[Opening Record set section]

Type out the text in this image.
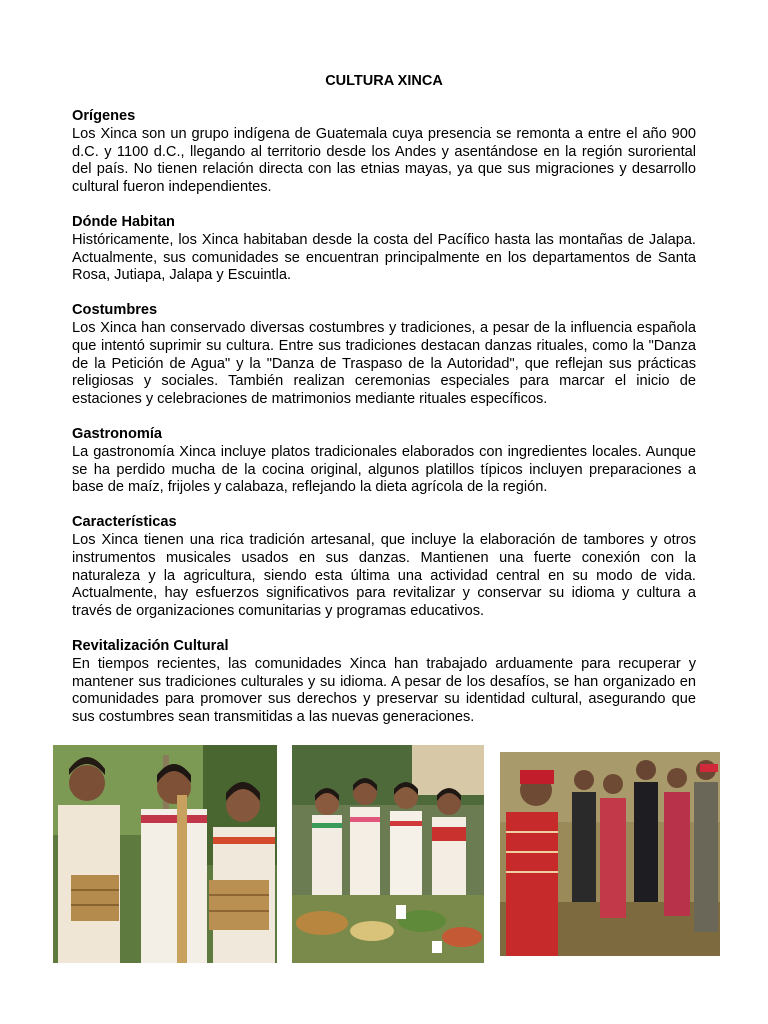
CULTURA XINCA
Orígenes

Los Xinca son un grupo indígena de Guatemala cuya presencia se remonta a entre el año 900 d.C. y 1100 d.C., llegando al territorio desde los Andes y asentándose en la región suroriental del país. No tienen relación directa con las etnias mayas, ya que sus migraciones y desarrollo cultural fueron independientes.

Dónde Habitan

Históricamente, los Xinca habitaban desde la costa del Pacífico hasta las montañas de Jalapa. Actualmente, sus comunidades se encuentran principalmente en los departamentos de Santa Rosa, Jutiapa, Jalapa y Escuintla.

Costumbres

Los Xinca han conservado diversas costumbres y tradiciones, a pesar de la influencia española que intentó suprimir su cultura. Entre sus tradiciones destacan danzas rituales, como la "Danza de la Petición de Agua" y la "Danza de Traspaso de la Autoridad", que reflejan sus prácticas religiosas y sociales. También realizan ceremonias especiales para marcar el inicio de estaciones y celebraciones de matrimonios mediante rituales específicos.

Gastronomía

La gastronomía Xinca incluye platos tradicionales elaborados con ingredientes locales. Aunque se ha perdido mucha de la cocina original, algunos platillos típicos incluyen preparaciones a base de maíz, frijoles y calabaza, reflejando la dieta agrícola de la región.

Características

Los Xinca tienen una rica tradición artesanal, que incluye la elaboración de tambores y otros instrumentos musicales usados en sus danzas. Mantienen una fuerte conexión con la naturaleza y la agricultura, siendo esta última una actividad central en su modo de vida. Actualmente, hay esfuerzos significativos para revitalizar y conservar su idioma y cultura a través de organizaciones comunitarias y programas educativos.

Revitalización Cultural

En tiempos recientes, las comunidades Xinca han trabajado arduamente para recuperar y mantener sus tradiciones culturales y su idioma. A pesar de los desafíos, se han organizado en comunidades para promover sus derechos y preservar su identidad cultural, asegurando que sus costumbres sean transmitidas a las nuevas generaciones.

[Closing Record set section]

From the material above, give the number of lines that contain the string "región", without any added remark.

- _Reply to the task_
2